To be done: Report back each line of the records that contains the string "unanimous".

"""

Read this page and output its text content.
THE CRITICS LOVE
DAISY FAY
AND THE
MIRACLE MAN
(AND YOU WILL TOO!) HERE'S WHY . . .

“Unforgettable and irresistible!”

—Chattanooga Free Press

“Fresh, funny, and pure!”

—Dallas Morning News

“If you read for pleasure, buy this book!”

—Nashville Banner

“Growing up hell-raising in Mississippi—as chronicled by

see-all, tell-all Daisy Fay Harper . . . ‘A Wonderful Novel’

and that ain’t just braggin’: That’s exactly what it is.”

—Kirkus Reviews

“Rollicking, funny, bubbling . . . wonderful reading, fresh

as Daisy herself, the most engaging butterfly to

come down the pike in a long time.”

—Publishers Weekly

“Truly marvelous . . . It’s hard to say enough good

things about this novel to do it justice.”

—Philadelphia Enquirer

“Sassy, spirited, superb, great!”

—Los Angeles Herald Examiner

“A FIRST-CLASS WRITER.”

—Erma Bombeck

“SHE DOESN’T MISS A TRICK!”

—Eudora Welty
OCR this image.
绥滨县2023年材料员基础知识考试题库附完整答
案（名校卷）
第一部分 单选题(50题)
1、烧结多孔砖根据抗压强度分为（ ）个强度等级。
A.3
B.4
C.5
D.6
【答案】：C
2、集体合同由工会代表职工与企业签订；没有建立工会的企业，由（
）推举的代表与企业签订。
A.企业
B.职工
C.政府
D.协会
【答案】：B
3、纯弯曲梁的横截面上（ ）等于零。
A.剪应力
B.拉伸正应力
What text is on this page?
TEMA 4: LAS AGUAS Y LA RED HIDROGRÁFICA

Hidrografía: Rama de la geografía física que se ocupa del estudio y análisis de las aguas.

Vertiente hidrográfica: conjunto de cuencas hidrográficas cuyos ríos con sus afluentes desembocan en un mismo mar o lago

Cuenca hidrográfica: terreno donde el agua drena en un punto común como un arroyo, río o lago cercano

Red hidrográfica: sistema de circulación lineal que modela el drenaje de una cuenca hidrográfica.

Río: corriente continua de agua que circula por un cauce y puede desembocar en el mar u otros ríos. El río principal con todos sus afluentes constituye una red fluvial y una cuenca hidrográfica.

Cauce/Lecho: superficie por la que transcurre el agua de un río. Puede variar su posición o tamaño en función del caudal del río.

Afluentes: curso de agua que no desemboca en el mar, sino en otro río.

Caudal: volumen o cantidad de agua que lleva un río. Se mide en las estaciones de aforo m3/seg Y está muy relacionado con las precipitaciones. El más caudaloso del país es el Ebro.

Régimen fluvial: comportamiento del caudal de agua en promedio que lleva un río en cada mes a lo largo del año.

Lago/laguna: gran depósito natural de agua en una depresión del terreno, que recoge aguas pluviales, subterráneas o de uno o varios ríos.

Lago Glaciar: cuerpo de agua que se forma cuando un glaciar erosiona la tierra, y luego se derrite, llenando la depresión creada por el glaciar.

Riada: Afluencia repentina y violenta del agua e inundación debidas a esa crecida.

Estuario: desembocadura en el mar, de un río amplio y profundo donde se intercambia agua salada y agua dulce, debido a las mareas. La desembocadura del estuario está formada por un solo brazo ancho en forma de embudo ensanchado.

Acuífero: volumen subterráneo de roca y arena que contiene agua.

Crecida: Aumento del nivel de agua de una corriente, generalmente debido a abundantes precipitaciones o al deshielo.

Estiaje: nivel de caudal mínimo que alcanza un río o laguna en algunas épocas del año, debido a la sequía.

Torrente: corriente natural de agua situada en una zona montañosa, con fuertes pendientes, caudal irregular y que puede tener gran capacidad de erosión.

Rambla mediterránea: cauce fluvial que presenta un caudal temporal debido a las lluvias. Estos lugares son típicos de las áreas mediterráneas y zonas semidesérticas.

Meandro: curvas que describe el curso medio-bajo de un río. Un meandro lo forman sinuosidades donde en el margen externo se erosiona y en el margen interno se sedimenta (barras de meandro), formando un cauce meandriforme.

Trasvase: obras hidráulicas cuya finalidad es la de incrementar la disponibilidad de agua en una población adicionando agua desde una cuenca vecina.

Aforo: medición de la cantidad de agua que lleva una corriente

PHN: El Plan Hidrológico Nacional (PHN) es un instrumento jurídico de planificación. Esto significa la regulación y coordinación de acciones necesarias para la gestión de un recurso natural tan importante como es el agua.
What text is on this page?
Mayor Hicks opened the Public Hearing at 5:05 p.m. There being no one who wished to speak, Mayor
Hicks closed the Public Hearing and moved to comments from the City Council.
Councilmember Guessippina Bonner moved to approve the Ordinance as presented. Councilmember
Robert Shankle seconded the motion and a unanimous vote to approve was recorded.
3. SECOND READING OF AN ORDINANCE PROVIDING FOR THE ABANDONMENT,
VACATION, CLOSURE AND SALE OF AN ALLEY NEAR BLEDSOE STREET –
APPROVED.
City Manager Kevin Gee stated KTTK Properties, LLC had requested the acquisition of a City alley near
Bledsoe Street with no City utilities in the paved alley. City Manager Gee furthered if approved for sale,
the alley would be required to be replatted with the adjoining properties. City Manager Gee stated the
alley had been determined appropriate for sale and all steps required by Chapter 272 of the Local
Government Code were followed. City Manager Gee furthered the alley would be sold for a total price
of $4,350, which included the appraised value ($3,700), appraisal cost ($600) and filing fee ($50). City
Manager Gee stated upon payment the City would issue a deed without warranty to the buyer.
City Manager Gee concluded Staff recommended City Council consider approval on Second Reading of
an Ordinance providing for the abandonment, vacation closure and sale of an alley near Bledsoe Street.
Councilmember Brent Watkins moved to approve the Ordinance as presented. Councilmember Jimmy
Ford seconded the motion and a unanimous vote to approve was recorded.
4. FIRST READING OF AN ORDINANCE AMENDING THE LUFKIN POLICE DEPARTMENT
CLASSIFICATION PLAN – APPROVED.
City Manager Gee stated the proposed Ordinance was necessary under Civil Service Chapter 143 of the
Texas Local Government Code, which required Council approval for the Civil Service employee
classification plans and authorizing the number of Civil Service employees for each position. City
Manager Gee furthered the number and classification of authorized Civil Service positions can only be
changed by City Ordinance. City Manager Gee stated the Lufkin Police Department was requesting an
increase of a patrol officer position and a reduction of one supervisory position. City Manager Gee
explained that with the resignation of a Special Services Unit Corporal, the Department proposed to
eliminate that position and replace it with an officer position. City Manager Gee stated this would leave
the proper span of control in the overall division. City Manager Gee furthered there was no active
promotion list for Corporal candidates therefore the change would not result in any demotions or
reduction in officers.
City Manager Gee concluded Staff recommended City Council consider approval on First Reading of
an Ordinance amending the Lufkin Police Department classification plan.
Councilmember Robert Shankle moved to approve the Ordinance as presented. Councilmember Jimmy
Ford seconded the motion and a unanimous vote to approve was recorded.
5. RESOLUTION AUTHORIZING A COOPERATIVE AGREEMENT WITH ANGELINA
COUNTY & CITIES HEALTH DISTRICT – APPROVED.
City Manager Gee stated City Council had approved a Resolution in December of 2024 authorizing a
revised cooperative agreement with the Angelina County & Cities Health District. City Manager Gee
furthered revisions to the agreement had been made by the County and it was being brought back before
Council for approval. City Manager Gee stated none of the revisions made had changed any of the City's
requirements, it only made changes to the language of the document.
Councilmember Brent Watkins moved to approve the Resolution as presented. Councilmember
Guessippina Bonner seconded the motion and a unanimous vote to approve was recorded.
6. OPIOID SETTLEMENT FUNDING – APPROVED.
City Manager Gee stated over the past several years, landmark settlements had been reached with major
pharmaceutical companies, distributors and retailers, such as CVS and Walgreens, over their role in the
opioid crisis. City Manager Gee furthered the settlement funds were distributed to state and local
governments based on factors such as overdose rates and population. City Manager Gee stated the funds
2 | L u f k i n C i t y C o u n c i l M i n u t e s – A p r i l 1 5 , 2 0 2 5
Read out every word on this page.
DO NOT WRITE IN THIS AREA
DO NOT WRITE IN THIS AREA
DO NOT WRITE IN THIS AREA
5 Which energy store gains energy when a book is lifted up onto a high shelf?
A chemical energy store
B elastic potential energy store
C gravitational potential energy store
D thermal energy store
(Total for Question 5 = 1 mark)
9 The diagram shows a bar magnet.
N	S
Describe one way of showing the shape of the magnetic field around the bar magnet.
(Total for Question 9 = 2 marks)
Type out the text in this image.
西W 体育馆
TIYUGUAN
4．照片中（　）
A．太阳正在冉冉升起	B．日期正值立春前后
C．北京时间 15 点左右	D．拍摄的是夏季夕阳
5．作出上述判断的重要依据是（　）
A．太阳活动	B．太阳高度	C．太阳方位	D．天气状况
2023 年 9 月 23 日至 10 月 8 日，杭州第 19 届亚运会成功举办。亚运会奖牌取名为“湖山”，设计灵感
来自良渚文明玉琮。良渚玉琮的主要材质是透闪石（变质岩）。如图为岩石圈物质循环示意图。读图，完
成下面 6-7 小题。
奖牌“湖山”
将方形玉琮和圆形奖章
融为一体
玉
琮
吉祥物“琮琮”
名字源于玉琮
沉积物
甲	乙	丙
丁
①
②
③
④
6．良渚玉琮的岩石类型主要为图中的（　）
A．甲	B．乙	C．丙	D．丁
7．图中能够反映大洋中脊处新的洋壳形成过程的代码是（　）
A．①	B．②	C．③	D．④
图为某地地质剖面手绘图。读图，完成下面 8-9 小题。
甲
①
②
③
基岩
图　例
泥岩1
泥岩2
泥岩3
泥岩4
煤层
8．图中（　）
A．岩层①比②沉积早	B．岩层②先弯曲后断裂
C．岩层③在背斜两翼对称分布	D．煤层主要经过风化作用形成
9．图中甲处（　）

"""

Correct output:
Robert Shankle seconded the motion and a unanimous vote to approve was recorded.
Ford seconded the motion and a unanimous vote to approve was recorded.
Ford seconded the motion and a unanimous vote to approve was recorded.
Guessippina Bonner seconded the motion and a unanimous vote to approve was recorded.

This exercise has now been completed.